> _Material provided_

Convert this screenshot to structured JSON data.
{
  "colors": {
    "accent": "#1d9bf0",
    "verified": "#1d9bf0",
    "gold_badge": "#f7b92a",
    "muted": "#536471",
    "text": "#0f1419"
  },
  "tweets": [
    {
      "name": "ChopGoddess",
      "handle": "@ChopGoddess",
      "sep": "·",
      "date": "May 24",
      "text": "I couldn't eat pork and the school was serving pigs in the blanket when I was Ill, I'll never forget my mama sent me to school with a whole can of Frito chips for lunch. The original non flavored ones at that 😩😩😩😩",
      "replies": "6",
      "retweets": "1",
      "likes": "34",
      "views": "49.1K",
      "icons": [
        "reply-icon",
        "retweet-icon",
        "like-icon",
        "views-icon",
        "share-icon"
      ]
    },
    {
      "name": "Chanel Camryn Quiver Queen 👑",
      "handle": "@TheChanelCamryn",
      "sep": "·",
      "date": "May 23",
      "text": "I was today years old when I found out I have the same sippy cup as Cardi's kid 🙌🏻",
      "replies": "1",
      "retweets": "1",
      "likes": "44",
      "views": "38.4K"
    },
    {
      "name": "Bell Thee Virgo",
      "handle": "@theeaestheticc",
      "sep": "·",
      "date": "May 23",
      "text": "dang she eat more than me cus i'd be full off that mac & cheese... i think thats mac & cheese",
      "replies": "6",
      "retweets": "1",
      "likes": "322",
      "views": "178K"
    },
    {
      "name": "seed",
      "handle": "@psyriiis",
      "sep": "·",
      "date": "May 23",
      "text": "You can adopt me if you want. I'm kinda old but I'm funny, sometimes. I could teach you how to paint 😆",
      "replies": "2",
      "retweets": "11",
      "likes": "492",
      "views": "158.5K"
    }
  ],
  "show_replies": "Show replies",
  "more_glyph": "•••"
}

> _Aim_
Type out the material again exactly as presented.

> _Answer for the task_
Convert this screenshot to structured JSON data.
{
  "colors": {
    "accent": "#1d9bf0",
    "verified": "#1d9bf0",
    "gold_badge": "#f7b92a",
    "muted": "#536471",
    "text": "#0f1419"
  },
  "tweets": [
    {
      "name": "ChopGoddess",
      "handle": "@ChopGoddess",
      "sep": "·",
      "date": "May 24",
      "text": "I couldn't eat pork and the school was serving pigs in the blanket when I was Ill, I'll never forget my mama sent me to school with a whole can of Frito chips for lunch. The original non flavored ones at that 😩😩😩😩",
      "replies": "6",
      "retweets": "1",
      "likes": "34",
      "views": "49.1K",
      "icons": [
        "reply-icon",
        "retweet-icon",
        "like-icon",
        "views-icon",
        "share-icon"
      ]
    },
    {
      "name": "Chanel Camryn Quiver Queen 👑",
      "handle": "@TheChanelCamryn",
      "sep": "·",
      "date": "May 23",
      "text": "I was today years old when I found out I have the same sippy cup as Cardi's kid 🙌🏻",
      "replies": "1",
      "retweets": "1",
      "likes": "44",
      "views": "38.4K"
    },
    {
      "name": "Bell Thee Virgo",
      "handle": "@theeaestheticc",
      "sep": "·",
      "date": "May 23",
      "text": "dang she eat more than me cus i'd be full off that mac & cheese... i think thats mac & cheese",
      "replies": "6",
      "retweets": "1",
      "likes": "322",
      "views": "178K"
    },
    {
      "name": "seed",
      "handle": "@psyriiis",
      "sep": "·",
      "date": "May 23",
      "text": "You can adopt me if you want. I'm kinda old but I'm funny, sometimes. I could teach you how to paint 😆",
      "replies": "2",
      "retweets": "11",
      "likes": "492",
      "views": "158.5K"
    }
  ],
  "show_replies": "Show replies",
  "more_glyph": "•••"
}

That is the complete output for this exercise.